### GIVEN RECORDS
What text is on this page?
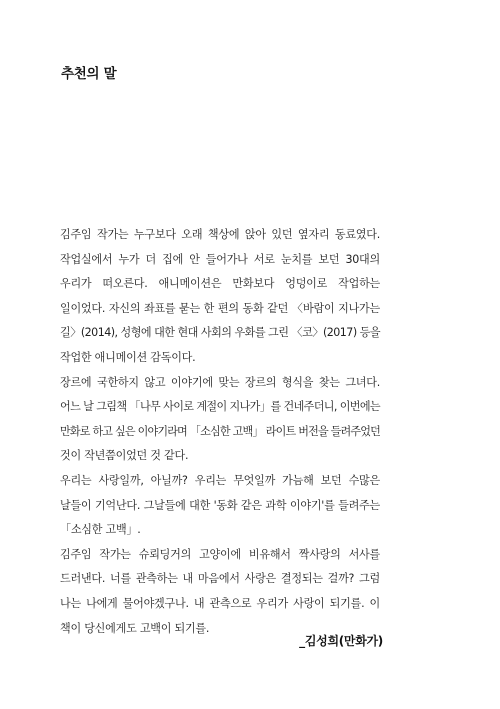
추천의 말
김주임 작가는 누구보다 오래 책상에 앉아 있던 옆자리 동료였다.
작업실에서 누가 더 집에 안 들어가나 서로 눈치를 보던 30대의
우리가 떠오른다. 애니메이션은 만화보다 엉덩이로 작업하는
일이었다. 자신의 좌표를 묻는 한 편의 동화 같던 〈바람이 지나가는
길〉(2014), 성형에 대한 현대 사회의 우화를 그린 〈코〉(2017) 등을
작업한 애니메이션 감독이다.
장르에 국한하지 않고 이야기에 맞는 장르의 형식을 찾는 그녀다.
어느 날 그림책 「나무 사이로 계절이 지나가」를 건네주더니, 이번에는
만화로 하고 싶은 이야기라며 「소심한 고백」 라이트 버전을 들려주었던
것이 작년쯤이었던 것 같다.
우리는 사랑일까, 아닐까? 우리는 무엇일까 가늠해 보던 수많은
날들이 기억난다. 그날들에 대한 '동화 같은 과학 이야기'를 들려주는
「소심한 고백」.
김주임 작가는 슈뢰딩거의 고양이에 비유해서 짝사랑의 서사를
드러낸다. 너를 관측하는 내 마음에서 사랑은 결정되는 걸까? 그럼
나는 나에게 물어야겠구나. 내 관측으로 우리가 사랑이 되기를. 이
책이 당신에게도 고백이 되기를.
_김성희(만화가)
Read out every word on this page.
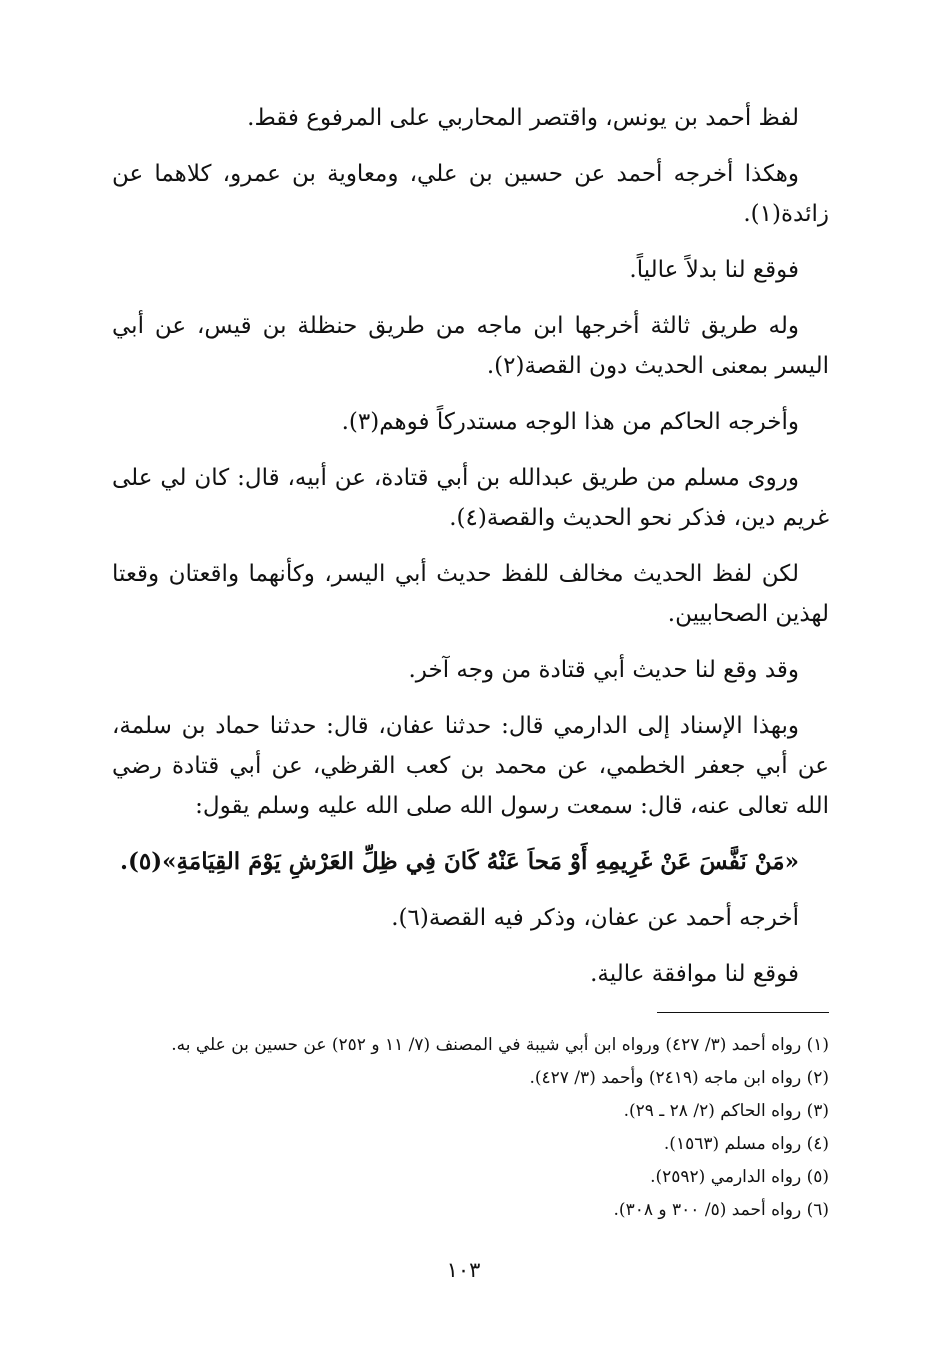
لفظ أحمد بن يونس، واقتصر المحاربي على المرفوع فقط.

وهكذا أخرجه أحمد عن حسين بن علي، ومعاوية بن عمرو، كلاهما عن زائدة(١).

فوقع لنا بدلاً عالياً.

وله طريق ثالثة أخرجها ابن ماجه من طريق حنظلة بن قيس، عن أبي اليسر بمعنى الحديث دون القصة(٢).

وأخرجه الحاكم من هذا الوجه مستدركاً فوهم(٣).

وروى مسلم من طريق عبدالله بن أبي قتادة، عن أبيه، قال: كان لي على غريم دين، فذكر نحو الحديث والقصة(٤).

لكن لفظ الحديث مخالف للفظ حديث أبي اليسر، وكأنهما واقعتان وقعتا لهذين الصحابيين.

وقد وقع لنا حديث أبي قتادة من وجه آخر.

وبهذا الإسناد إلى الدارمي قال: حدثنا عفان، قال: حدثنا حماد بن سلمة، عن أبي جعفر الخطمي، عن محمد بن كعب القرظي، عن أبي قتادة رضي الله تعالى عنه، قال: سمعت رسول الله صلى الله عليه وسلم يقول:

«مَنْ نَفَّسَ عَنْ غَرِيمِهِ أَوْ مَحاَ عَنْهُ كَانَ فِي ظِلِّ العَرْشِ يَوْمَ القِيَامَةِ»(٥).

أخرجه أحمد عن عفان، وذكر فيه القصة(٦).

فوقع لنا موافقة عالية.

(١) رواه أحمد (٣/ ٤٢٧) ورواه ابن أبي شيبة في المصنف (٧/ ١١ و ٢٥٢) عن حسين بن علي به.

(٢) رواه ابن ماجه (٢٤١٩) وأحمد (٣/ ٤٢٧).

(٣) رواه الحاكم (٢/ ٢٨ ـ ٢٩).

(٤) رواه مسلم (١٥٦٣).

(٥) رواه الدارمي (٢٥٩٢).

(٦) رواه أحمد (٥/ ٣٠٠ و ٣٠٨).

١٠٣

### PROBLEM DESCRIPTION
Return the listing above in full and without alteration, excluding its pictures.

### RESPONSE
What text is on this page?
추천의 말
김주임 작가는 누구보다 오래 책상에 앉아 있던 옆자리 동료였다.
작업실에서 누가 더 집에 안 들어가나 서로 눈치를 보던 30대의
우리가 떠오른다. 애니메이션은 만화보다 엉덩이로 작업하는
일이었다. 자신의 좌표를 묻는 한 편의 동화 같던 〈바람이 지나가는
길〉(2014), 성형에 대한 현대 사회의 우화를 그린 〈코〉(2017) 등을
작업한 애니메이션 감독이다.
장르에 국한하지 않고 이야기에 맞는 장르의 형식을 찾는 그녀다.
어느 날 그림책 「나무 사이로 계절이 지나가」를 건네주더니, 이번에는
만화로 하고 싶은 이야기라며 「소심한 고백」 라이트 버전을 들려주었던
것이 작년쯤이었던 것 같다.
우리는 사랑일까, 아닐까? 우리는 무엇일까 가늠해 보던 수많은
날들이 기억난다. 그날들에 대한 '동화 같은 과학 이야기'를 들려주는
「소심한 고백」.
김주임 작가는 슈뢰딩거의 고양이에 비유해서 짝사랑의 서사를
드러낸다. 너를 관측하는 내 마음에서 사랑은 결정되는 걸까? 그럼
나는 나에게 물어야겠구나. 내 관측으로 우리가 사랑이 되기를. 이
책이 당신에게도 고백이 되기를.
_김성희(만화가)
Read out every word on this page.
لفظ أحمد بن يونس، واقتصر المحاربي على المرفوع فقط.

وهكذا أخرجه أحمد عن حسين بن علي، ومعاوية بن عمرو، كلاهما عن زائدة(١).

فوقع لنا بدلاً عالياً.

وله طريق ثالثة أخرجها ابن ماجه من طريق حنظلة بن قيس، عن أبي اليسر بمعنى الحديث دون القصة(٢).

وأخرجه الحاكم من هذا الوجه مستدركاً فوهم(٣).

وروى مسلم من طريق عبدالله بن أبي قتادة، عن أبيه، قال: كان لي على غريم دين، فذكر نحو الحديث والقصة(٤).

لكن لفظ الحديث مخالف للفظ حديث أبي اليسر، وكأنهما واقعتان وقعتا لهذين الصحابيين.

وقد وقع لنا حديث أبي قتادة من وجه آخر.

وبهذا الإسناد إلى الدارمي قال: حدثنا عفان، قال: حدثنا حماد بن سلمة، عن أبي جعفر الخطمي، عن محمد بن كعب القرظي، عن أبي قتادة رضي الله تعالى عنه، قال: سمعت رسول الله صلى الله عليه وسلم يقول:

«مَنْ نَفَّسَ عَنْ غَرِيمِهِ أَوْ مَحاَ عَنْهُ كَانَ فِي ظِلِّ العَرْشِ يَوْمَ القِيَامَةِ»(٥).

أخرجه أحمد عن عفان، وذكر فيه القصة(٦).

فوقع لنا موافقة عالية.

(١) رواه أحمد (٣/ ٤٢٧) ورواه ابن أبي شيبة في المصنف (٧/ ١١ و ٢٥٢) عن حسين بن علي به.

(٢) رواه ابن ماجه (٢٤١٩) وأحمد (٣/ ٤٢٧).

(٣) رواه الحاكم (٢/ ٢٨ ـ ٢٩).

(٤) رواه مسلم (١٥٦٣).

(٥) رواه الدارمي (٢٥٩٢).

(٦) رواه أحمد (٥/ ٣٠٠ و ٣٠٨).

١٠٣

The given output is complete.